What is needed: Retype each line of the material exactly, please, skipping any picture in it.

Working data:
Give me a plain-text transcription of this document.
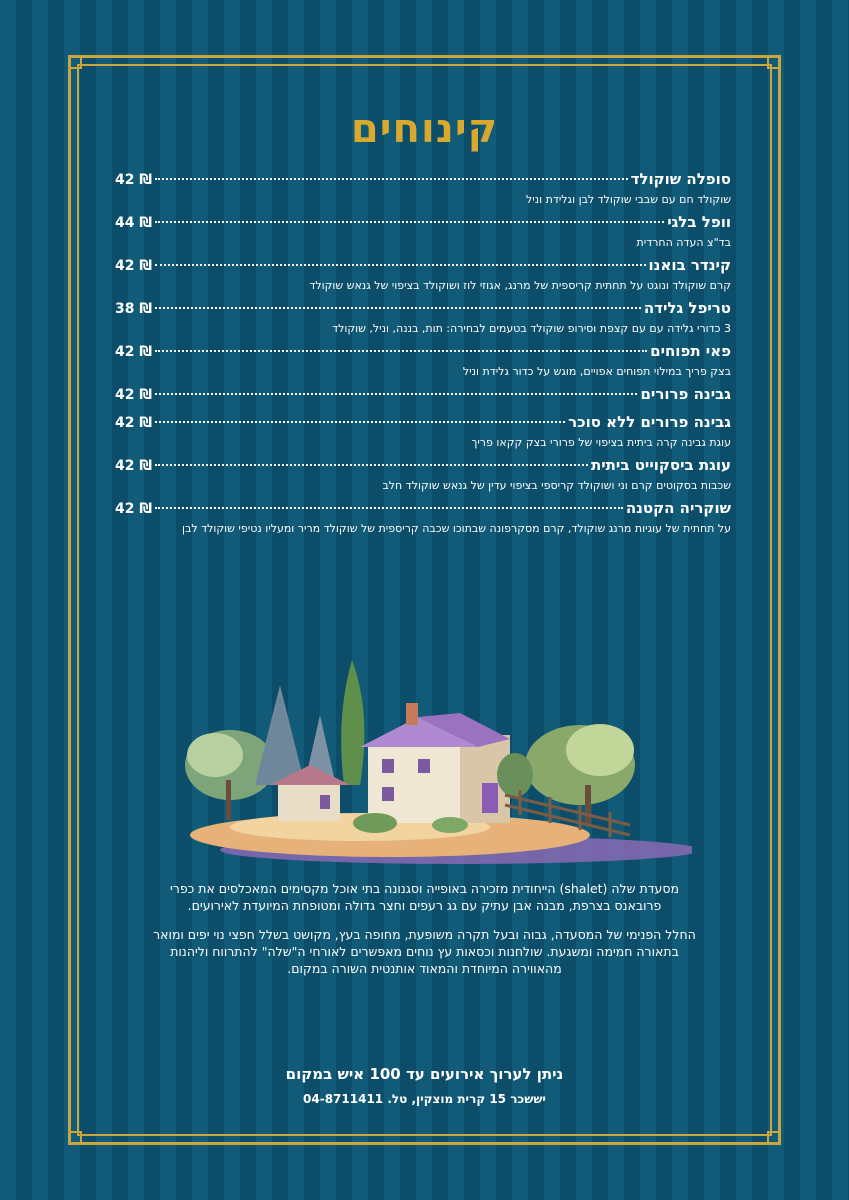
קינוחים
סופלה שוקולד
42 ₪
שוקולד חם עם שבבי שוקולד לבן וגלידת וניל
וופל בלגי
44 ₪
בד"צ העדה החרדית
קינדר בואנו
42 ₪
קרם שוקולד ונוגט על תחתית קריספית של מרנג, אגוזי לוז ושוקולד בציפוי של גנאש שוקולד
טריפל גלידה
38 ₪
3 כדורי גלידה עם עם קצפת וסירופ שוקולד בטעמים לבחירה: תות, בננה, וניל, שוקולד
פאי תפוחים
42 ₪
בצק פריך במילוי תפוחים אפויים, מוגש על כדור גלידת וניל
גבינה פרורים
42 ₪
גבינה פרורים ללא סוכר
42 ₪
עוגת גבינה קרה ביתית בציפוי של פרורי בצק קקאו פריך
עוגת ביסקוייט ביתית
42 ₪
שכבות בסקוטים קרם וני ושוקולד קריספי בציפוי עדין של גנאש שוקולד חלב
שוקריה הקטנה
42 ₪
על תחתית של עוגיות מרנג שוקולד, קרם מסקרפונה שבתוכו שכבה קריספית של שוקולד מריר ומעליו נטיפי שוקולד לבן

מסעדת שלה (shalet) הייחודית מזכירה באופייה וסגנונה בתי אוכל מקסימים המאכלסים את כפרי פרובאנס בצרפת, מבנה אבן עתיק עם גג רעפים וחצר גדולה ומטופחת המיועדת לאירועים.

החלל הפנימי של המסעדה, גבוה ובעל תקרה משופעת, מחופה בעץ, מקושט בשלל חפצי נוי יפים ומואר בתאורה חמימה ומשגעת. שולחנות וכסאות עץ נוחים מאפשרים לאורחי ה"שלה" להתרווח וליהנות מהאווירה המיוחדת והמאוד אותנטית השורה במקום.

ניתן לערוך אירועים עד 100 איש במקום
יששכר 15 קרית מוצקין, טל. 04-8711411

Problem solution:
Give me a plain-text transcription of this document.
קינוחים
סופלה שוקולד
42 ₪
שוקולד חם עם שבבי שוקולד לבן וגלידת וניל
וופל בלגי
44 ₪
בד"צ העדה החרדית
קינדר בואנו
42 ₪
קרם שוקולד ונוגט על תחתית קריספית של מרנג, אגוזי לוז ושוקולד בציפוי של גנאש שוקולד
טריפל גלידה
38 ₪
3 כדורי גלידה עם עם קצפת וסירופ שוקולד בטעמים לבחירה: תות, בננה, וניל, שוקולד
פאי תפוחים
42 ₪
בצק פריך במילוי תפוחים אפויים, מוגש על כדור גלידת וניל
גבינה פרורים
42 ₪
גבינה פרורים ללא סוכר
42 ₪
עוגת גבינה קרה ביתית בציפוי של פרורי בצק קקאו פריך
עוגת ביסקוייט ביתית
42 ₪
שכבות בסקוטים קרם וני ושוקולד קריספי בציפוי עדין של גנאש שוקולד חלב
שוקריה הקטנה
42 ₪
על תחתית של עוגיות מרנג שוקולד, קרם מסקרפונה שבתוכו שכבה קריספית של שוקולד מריר ומעליו נטיפי שוקולד לבן

מסעדת שלה (shalet) הייחודית מזכירה באופייה וסגנונה בתי אוכל מקסימים המאכלסים את כפרי פרובאנס בצרפת, מבנה אבן עתיק עם גג רעפים וחצר גדולה ומטופחת המיועדת לאירועים.

החלל הפנימי של המסעדה, גבוה ובעל תקרה משופעת, מחופה בעץ, מקושט בשלל חפצי נוי יפים ומואר בתאורה חמימה ומשגעת. שולחנות וכסאות עץ נוחים מאפשרים לאורחי ה"שלה" להתרווח וליהנות מהאווירה המיוחדת והמאוד אותנטית השורה במקום.

ניתן לערוך אירועים עד 100 איש במקום
יששכר 15 קרית מוצקין, טל. 04-8711411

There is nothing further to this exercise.